* [EXERCISE GOAL]:
Give the data below again, word for word.

Begin INFORMATION PROVIDED

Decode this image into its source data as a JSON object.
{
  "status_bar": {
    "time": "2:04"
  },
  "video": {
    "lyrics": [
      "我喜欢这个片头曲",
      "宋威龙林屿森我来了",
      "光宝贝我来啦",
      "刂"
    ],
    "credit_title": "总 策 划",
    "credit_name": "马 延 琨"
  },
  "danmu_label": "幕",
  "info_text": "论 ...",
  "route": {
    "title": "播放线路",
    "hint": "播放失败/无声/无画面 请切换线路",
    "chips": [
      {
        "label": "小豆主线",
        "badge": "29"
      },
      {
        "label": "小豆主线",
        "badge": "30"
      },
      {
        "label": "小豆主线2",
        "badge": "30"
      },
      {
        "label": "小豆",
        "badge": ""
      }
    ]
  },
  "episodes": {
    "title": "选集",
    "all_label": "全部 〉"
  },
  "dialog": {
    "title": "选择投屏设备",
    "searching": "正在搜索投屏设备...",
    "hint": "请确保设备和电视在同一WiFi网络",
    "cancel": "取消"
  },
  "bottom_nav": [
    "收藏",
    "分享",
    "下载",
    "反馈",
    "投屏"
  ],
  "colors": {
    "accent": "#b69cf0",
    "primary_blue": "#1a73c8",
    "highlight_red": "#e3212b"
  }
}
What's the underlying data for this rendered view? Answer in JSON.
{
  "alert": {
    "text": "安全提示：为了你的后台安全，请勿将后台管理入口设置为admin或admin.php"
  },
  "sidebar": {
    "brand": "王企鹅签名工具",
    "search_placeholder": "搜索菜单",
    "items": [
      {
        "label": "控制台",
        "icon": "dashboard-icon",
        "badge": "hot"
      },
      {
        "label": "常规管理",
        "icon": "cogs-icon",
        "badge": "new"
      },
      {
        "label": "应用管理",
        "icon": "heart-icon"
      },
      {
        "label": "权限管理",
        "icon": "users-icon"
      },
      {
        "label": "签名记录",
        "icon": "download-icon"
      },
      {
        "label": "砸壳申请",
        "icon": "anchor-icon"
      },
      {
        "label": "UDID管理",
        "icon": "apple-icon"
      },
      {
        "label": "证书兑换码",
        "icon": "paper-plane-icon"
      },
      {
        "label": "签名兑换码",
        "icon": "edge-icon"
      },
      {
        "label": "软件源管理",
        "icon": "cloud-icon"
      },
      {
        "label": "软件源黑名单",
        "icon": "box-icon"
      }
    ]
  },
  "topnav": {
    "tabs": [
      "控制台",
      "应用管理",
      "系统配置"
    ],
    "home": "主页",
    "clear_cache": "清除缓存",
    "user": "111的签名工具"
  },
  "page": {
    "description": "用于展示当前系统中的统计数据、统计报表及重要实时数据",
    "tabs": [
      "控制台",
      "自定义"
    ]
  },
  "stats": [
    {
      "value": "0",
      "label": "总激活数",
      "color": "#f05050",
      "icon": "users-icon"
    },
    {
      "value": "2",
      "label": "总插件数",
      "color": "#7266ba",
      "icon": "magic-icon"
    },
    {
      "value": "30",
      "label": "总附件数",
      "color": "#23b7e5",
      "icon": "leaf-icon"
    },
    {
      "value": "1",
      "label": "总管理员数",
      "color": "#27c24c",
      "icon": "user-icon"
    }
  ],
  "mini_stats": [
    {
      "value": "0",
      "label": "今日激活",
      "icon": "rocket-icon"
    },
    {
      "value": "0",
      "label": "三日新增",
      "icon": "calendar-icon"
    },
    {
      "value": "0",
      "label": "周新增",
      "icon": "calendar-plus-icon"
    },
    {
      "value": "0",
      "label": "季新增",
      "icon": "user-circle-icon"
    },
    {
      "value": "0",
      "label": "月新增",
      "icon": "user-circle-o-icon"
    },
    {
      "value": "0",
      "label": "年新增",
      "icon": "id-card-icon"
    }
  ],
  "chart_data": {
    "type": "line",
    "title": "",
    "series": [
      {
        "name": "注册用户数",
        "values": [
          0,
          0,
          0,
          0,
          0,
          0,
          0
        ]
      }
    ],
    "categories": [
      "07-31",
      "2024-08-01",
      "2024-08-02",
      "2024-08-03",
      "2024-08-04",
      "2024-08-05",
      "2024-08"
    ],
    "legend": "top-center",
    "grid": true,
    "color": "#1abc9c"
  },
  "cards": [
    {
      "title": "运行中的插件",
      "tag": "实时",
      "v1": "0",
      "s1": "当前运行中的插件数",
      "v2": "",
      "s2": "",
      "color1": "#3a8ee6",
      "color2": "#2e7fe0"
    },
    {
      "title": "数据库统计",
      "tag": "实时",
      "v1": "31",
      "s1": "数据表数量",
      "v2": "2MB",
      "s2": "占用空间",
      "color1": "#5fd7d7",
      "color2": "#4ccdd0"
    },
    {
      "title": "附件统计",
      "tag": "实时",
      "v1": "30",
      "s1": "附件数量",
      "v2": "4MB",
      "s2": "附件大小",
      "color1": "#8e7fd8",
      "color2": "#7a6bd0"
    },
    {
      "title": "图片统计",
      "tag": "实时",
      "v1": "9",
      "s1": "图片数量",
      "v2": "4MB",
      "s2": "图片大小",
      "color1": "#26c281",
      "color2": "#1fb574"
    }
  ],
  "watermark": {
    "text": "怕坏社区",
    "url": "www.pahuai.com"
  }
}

End INFORMATION PROVIDED

* [FINAL RESULT]:
Decode this image into its source data as a JSON object.
{
  "status_bar": {
    "time": "2:04"
  },
  "video": {
    "lyrics": [
      "我喜欢这个片头曲",
      "宋威龙林屿森我来了",
      "光宝贝我来啦",
      "刂"
    ],
    "credit_title": "总 策 划",
    "credit_name": "马 延 琨"
  },
  "danmu_label": "幕",
  "info_text": "论 ...",
  "route": {
    "title": "播放线路",
    "hint": "播放失败/无声/无画面 请切换线路",
    "chips": [
      {
        "label": "小豆主线",
        "badge": "29"
      },
      {
        "label": "小豆主线",
        "badge": "30"
      },
      {
        "label": "小豆主线2",
        "badge": "30"
      },
      {
        "label": "小豆",
        "badge": ""
      }
    ]
  },
  "episodes": {
    "title": "选集",
    "all_label": "全部 〉"
  },
  "dialog": {
    "title": "选择投屏设备",
    "searching": "正在搜索投屏设备...",
    "hint": "请确保设备和电视在同一WiFi网络",
    "cancel": "取消"
  },
  "bottom_nav": [
    "收藏",
    "分享",
    "下载",
    "反馈",
    "投屏"
  ],
  "colors": {
    "accent": "#b69cf0",
    "primary_blue": "#1a73c8",
    "highlight_red": "#e3212b"
  }
}
What's the underlying data for this rendered view? Answer in JSON.
{
  "alert": {
    "text": "安全提示：为了你的后台安全，请勿将后台管理入口设置为admin或admin.php"
  },
  "sidebar": {
    "brand": "王企鹅签名工具",
    "search_placeholder": "搜索菜单",
    "items": [
      {
        "label": "控制台",
        "icon": "dashboard-icon",
        "badge": "hot"
      },
      {
        "label": "常规管理",
        "icon": "cogs-icon",
        "badge": "new"
      },
      {
        "label": "应用管理",
        "icon": "heart-icon"
      },
      {
        "label": "权限管理",
        "icon": "users-icon"
      },
      {
        "label": "签名记录",
        "icon": "download-icon"
      },
      {
        "label": "砸壳申请",
        "icon": "anchor-icon"
      },
      {
        "label": "UDID管理",
        "icon": "apple-icon"
      },
      {
        "label": "证书兑换码",
        "icon": "paper-plane-icon"
      },
      {
        "label": "签名兑换码",
        "icon": "edge-icon"
      },
      {
        "label": "软件源管理",
        "icon": "cloud-icon"
      },
      {
        "label": "软件源黑名单",
        "icon": "box-icon"
      }
    ]
  },
  "topnav": {
    "tabs": [
      "控制台",
      "应用管理",
      "系统配置"
    ],
    "home": "主页",
    "clear_cache": "清除缓存",
    "user": "111的签名工具"
  },
  "page": {
    "description": "用于展示当前系统中的统计数据、统计报表及重要实时数据",
    "tabs": [
      "控制台",
      "自定义"
    ]
  },
  "stats": [
    {
      "value": "0",
      "label": "总激活数",
      "color": "#f05050",
      "icon": "users-icon"
    },
    {
      "value": "2",
      "label": "总插件数",
      "color": "#7266ba",
      "icon": "magic-icon"
    },
    {
      "value": "30",
      "label": "总附件数",
      "color": "#23b7e5",
      "icon": "leaf-icon"
    },
    {
      "value": "1",
      "label": "总管理员数",
      "color": "#27c24c",
      "icon": "user-icon"
    }
  ],
  "mini_stats": [
    {
      "value": "0",
      "label": "今日激活",
      "icon": "rocket-icon"
    },
    {
      "value": "0",
      "label": "三日新增",
      "icon": "calendar-icon"
    },
    {
      "value": "0",
      "label": "周新增",
      "icon": "calendar-plus-icon"
    },
    {
      "value": "0",
      "label": "季新增",
      "icon": "user-circle-icon"
    },
    {
      "value": "0",
      "label": "月新增",
      "icon": "user-circle-o-icon"
    },
    {
      "value": "0",
      "label": "年新增",
      "icon": "id-card-icon"
    }
  ],
  "chart_data": {
    "type": "line",
    "title": "",
    "series": [
      {
        "name": "注册用户数",
        "values": [
          0,
          0,
          0,
          0,
          0,
          0,
          0
        ]
      }
    ],
    "categories": [
      "07-31",
      "2024-08-01",
      "2024-08-02",
      "2024-08-03",
      "2024-08-04",
      "2024-08-05",
      "2024-08"
    ],
    "legend": "top-center",
    "grid": true,
    "color": "#1abc9c"
  },
  "cards": [
    {
      "title": "运行中的插件",
      "tag": "实时",
      "v1": "0",
      "s1": "当前运行中的插件数",
      "v2": "",
      "s2": "",
      "color1": "#3a8ee6",
      "color2": "#2e7fe0"
    },
    {
      "title": "数据库统计",
      "tag": "实时",
      "v1": "31",
      "s1": "数据表数量",
      "v2": "2MB",
      "s2": "占用空间",
      "color1": "#5fd7d7",
      "color2": "#4ccdd0"
    },
    {
      "title": "附件统计",
      "tag": "实时",
      "v1": "30",
      "s1": "附件数量",
      "v2": "4MB",
      "s2": "附件大小",
      "color1": "#8e7fd8",
      "color2": "#7a6bd0"
    },
    {
      "title": "图片统计",
      "tag": "实时",
      "v1": "9",
      "s1": "图片数量",
      "v2": "4MB",
      "s2": "图片大小",
      "color1": "#26c281",
      "color2": "#1fb574"
    }
  ],
  "watermark": {
    "text": "怕坏社区",
    "url": "www.pahuai.com"
  }
}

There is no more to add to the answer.